**** Record extracts
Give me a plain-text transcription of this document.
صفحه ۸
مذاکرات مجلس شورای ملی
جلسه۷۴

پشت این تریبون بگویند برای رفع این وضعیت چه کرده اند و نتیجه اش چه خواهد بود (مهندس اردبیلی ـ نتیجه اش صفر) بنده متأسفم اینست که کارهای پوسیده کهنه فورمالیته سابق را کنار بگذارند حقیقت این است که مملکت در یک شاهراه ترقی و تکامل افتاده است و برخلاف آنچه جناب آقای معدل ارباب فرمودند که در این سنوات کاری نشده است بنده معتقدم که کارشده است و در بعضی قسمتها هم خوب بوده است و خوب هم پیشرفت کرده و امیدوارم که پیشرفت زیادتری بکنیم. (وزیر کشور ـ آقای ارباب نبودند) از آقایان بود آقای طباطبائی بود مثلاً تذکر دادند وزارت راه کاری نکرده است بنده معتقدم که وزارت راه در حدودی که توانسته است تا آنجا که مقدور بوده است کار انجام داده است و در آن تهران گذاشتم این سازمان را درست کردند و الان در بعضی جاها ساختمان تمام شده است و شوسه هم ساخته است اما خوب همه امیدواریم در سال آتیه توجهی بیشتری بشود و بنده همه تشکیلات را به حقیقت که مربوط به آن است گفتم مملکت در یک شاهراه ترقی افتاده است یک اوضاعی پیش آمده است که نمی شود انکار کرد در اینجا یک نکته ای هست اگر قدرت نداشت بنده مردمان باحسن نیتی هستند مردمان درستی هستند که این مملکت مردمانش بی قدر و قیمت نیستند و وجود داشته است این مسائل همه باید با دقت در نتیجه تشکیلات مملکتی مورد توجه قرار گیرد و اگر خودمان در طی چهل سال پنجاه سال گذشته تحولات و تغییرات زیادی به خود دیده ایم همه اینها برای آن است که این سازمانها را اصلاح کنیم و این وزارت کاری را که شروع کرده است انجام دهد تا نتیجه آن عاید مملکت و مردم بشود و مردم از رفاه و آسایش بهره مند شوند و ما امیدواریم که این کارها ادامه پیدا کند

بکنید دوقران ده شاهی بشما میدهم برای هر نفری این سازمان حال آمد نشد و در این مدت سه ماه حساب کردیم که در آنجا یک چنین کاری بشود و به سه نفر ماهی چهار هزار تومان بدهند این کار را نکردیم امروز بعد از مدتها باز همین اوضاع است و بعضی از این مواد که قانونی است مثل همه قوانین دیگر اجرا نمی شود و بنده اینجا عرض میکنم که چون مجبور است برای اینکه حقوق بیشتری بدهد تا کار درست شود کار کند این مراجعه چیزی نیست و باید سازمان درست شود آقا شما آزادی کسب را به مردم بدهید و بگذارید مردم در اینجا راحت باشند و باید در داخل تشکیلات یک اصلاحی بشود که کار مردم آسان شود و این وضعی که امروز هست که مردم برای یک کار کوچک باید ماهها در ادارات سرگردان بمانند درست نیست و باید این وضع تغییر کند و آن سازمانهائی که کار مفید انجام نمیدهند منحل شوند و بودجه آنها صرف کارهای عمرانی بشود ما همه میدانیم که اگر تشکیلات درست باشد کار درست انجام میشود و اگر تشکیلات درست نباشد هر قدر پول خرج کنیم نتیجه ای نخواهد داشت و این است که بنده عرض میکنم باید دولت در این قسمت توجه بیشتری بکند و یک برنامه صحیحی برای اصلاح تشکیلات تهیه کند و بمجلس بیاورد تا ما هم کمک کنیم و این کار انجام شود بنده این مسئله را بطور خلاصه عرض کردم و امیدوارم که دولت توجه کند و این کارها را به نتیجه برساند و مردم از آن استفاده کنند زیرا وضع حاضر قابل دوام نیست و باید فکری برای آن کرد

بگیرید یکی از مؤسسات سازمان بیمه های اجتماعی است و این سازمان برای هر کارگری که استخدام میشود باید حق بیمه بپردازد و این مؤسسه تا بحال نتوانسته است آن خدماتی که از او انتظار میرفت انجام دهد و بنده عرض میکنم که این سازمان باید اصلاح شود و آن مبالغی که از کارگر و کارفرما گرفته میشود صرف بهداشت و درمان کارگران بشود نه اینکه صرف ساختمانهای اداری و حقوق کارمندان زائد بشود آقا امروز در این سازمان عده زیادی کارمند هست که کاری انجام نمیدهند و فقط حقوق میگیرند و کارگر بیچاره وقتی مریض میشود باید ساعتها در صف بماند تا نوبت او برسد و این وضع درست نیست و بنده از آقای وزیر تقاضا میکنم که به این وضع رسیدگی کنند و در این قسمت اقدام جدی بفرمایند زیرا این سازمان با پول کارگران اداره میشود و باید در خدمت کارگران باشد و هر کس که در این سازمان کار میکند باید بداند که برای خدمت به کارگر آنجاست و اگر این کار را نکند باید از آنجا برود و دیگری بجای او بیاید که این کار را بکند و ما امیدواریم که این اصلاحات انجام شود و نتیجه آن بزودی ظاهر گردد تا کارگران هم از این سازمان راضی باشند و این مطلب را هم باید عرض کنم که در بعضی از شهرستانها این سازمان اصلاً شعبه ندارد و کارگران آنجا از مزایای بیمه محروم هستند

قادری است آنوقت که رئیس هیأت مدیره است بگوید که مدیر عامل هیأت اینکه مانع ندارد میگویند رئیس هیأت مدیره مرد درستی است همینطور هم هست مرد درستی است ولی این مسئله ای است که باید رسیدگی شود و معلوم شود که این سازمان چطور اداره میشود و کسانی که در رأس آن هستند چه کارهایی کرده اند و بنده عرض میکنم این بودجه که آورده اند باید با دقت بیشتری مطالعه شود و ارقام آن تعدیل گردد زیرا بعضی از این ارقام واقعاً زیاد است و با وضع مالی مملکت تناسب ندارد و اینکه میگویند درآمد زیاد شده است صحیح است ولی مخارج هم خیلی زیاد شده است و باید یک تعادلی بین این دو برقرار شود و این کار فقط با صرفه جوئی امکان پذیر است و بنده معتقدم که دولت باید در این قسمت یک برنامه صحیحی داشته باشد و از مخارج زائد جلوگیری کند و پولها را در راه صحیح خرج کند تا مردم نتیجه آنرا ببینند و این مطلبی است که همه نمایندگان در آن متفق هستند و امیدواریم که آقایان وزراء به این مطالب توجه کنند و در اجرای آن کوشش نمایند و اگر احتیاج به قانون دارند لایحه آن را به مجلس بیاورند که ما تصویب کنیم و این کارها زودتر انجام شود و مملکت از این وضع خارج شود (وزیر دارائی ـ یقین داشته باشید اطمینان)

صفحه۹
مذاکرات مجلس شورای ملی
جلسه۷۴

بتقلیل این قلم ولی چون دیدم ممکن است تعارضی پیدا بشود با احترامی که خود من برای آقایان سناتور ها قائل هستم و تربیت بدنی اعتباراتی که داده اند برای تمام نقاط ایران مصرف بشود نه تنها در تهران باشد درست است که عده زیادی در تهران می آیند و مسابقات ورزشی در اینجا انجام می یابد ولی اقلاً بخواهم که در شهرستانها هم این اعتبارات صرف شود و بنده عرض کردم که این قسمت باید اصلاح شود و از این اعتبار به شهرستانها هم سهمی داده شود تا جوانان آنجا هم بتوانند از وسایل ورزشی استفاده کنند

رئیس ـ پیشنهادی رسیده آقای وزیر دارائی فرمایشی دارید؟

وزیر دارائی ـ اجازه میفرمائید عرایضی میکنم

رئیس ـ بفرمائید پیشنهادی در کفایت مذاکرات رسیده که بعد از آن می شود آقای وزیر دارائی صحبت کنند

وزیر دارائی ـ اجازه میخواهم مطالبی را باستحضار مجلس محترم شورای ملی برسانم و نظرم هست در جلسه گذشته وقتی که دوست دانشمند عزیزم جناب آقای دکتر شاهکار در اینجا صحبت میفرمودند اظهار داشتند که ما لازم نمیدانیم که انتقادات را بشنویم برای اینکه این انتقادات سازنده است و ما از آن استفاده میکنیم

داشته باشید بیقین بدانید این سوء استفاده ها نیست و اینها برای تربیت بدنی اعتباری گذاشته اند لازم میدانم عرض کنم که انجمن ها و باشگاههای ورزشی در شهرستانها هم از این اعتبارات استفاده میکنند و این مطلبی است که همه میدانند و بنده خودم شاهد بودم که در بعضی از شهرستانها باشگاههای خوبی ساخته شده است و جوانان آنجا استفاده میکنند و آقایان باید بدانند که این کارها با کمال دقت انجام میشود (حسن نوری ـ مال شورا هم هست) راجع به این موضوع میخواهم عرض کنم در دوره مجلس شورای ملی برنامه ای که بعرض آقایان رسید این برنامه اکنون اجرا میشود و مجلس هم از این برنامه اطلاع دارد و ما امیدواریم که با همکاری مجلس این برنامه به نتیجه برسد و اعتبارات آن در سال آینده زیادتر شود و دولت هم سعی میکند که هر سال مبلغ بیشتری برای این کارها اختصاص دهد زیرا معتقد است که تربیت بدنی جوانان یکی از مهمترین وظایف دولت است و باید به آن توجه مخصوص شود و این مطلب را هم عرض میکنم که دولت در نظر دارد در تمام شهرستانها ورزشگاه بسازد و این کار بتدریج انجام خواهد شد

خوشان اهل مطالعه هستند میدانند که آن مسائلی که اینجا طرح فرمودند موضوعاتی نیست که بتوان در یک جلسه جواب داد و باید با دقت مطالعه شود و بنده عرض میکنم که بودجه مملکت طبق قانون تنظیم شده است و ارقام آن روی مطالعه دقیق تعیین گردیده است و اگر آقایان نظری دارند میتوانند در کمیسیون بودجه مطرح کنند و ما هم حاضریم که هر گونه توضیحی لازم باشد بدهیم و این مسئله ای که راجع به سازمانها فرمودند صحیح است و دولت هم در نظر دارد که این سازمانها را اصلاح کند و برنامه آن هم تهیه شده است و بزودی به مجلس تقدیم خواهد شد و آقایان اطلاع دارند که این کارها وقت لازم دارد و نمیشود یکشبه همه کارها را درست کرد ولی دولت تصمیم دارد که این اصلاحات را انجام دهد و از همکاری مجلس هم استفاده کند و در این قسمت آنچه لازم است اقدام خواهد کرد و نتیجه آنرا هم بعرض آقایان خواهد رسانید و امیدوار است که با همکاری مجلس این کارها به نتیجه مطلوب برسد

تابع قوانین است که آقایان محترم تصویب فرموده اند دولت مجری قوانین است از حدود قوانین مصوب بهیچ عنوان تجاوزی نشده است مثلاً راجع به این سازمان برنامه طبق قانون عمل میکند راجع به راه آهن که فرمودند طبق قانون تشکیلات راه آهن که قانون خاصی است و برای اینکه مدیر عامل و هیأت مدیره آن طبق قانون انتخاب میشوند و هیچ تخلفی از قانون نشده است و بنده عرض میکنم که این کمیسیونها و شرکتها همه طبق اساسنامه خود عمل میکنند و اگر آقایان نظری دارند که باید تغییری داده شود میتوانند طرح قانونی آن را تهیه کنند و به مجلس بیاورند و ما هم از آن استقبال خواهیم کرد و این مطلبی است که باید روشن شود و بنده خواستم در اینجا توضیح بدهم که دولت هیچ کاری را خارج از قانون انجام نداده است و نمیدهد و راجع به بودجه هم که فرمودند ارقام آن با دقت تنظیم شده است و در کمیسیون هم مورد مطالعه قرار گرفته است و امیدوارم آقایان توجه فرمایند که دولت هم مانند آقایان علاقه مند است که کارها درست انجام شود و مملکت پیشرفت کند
********
Written request: Using the listing above, show each line holding the string "رسیده".

Task response:
رئیس ـ پیشنهادی رسیده آقای وزیر دارائی فرمایشی دارید؟
رئیس ـ بفرمائید پیشنهادی در کفایت مذاکرات رسیده که بعد از آن می شود آقای وزیر دارائی صحبت کنند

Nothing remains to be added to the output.